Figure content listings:
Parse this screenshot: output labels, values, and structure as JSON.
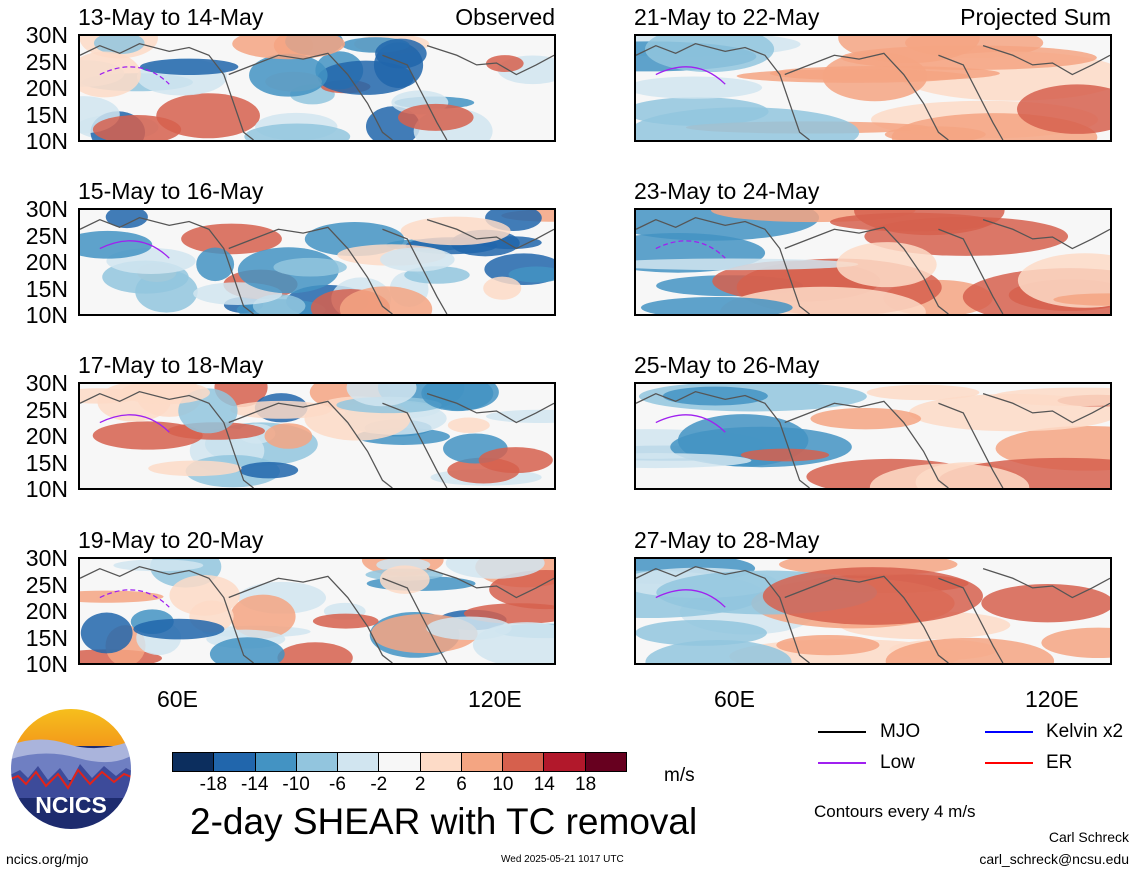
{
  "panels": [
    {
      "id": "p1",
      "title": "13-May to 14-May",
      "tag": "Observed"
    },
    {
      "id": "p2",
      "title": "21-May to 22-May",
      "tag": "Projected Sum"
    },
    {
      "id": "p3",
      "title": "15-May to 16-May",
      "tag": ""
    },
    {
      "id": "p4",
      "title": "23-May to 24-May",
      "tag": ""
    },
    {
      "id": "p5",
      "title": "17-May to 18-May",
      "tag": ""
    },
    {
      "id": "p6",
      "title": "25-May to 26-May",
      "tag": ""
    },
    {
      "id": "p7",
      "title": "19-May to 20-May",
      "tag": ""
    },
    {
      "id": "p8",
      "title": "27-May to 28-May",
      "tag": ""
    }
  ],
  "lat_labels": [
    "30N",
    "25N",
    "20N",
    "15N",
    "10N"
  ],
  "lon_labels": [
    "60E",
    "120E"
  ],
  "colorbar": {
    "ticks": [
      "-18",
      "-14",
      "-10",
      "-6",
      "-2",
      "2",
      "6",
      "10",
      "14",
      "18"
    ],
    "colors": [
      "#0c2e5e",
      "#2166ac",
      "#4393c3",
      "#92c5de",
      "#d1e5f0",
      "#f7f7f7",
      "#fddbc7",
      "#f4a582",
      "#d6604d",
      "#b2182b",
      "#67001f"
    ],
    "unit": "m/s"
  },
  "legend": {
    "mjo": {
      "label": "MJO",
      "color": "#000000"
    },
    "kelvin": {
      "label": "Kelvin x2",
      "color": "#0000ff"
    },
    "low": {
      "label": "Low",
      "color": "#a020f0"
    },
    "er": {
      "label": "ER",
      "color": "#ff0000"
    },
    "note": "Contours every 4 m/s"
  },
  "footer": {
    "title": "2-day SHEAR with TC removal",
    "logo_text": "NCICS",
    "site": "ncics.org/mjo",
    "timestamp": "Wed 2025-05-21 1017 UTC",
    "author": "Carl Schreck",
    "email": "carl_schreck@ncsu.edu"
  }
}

---

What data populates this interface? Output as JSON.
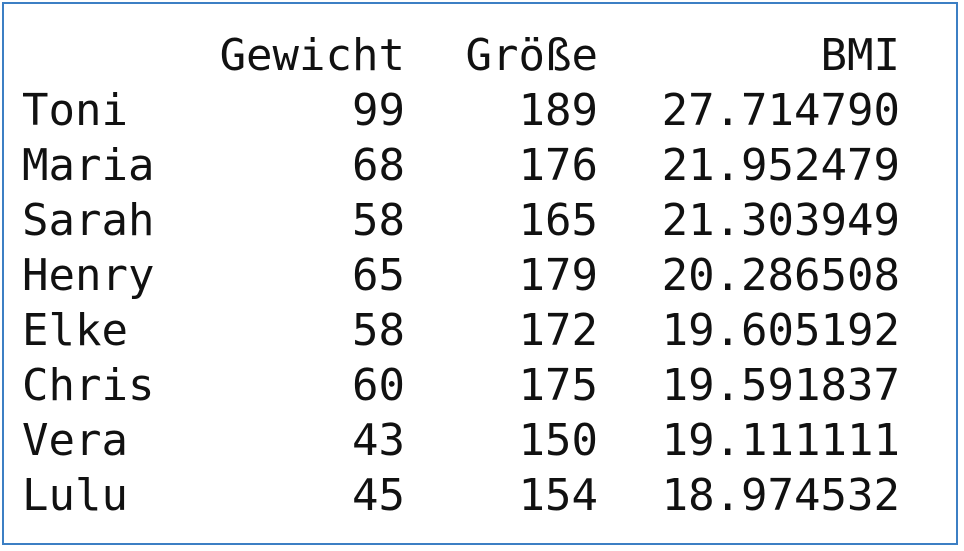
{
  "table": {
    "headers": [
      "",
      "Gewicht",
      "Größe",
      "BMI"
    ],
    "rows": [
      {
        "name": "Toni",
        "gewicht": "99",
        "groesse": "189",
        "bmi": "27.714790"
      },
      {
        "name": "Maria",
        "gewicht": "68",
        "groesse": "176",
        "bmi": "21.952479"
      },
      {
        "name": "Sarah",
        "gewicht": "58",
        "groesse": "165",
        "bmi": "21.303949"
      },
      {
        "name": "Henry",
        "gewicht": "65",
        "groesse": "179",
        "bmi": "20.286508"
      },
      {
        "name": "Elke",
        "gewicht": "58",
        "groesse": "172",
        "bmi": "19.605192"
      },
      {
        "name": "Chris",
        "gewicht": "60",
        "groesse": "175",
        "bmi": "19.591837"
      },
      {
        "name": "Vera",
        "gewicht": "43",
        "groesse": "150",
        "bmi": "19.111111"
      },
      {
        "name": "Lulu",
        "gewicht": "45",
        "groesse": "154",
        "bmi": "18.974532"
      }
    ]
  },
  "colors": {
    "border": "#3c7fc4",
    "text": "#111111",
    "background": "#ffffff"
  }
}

--

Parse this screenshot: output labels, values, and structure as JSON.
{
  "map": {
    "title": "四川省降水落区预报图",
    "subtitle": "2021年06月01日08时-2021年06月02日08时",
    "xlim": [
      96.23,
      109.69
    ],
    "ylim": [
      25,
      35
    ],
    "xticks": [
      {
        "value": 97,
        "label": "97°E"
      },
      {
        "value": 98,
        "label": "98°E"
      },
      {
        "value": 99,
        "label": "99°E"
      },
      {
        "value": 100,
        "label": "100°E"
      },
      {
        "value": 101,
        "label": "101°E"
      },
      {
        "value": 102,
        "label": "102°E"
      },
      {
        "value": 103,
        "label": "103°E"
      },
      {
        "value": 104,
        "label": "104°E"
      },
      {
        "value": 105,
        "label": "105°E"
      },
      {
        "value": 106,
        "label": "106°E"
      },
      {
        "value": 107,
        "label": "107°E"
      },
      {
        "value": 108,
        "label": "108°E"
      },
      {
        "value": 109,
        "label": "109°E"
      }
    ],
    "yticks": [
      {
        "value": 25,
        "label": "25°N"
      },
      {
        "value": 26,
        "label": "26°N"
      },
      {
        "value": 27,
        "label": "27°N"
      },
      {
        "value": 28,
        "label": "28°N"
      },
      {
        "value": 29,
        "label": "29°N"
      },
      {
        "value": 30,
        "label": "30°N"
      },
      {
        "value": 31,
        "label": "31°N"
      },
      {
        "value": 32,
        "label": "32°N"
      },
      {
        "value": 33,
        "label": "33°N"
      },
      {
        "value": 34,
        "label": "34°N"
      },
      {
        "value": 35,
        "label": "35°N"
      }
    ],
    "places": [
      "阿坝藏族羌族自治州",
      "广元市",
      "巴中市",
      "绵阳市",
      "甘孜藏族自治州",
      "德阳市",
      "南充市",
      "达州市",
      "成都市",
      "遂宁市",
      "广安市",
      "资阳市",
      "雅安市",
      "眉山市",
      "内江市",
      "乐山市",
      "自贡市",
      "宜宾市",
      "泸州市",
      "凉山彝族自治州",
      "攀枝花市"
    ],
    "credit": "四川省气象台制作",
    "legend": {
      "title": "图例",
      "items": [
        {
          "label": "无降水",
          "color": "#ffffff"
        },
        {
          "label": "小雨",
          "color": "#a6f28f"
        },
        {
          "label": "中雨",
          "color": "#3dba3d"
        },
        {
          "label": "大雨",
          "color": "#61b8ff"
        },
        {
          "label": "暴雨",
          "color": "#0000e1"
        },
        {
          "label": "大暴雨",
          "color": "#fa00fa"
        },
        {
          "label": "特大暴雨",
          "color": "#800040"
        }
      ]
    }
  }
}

Requirement:
Take each line containing the string "groesse" and copy it out.

Result:
        "groesse": "189",
        "groesse": "176",
        "groesse": "165",
        "groesse": "179",
        "groesse": "172",
        "groesse": "175",
        "groesse": "150",
        "groesse": "154",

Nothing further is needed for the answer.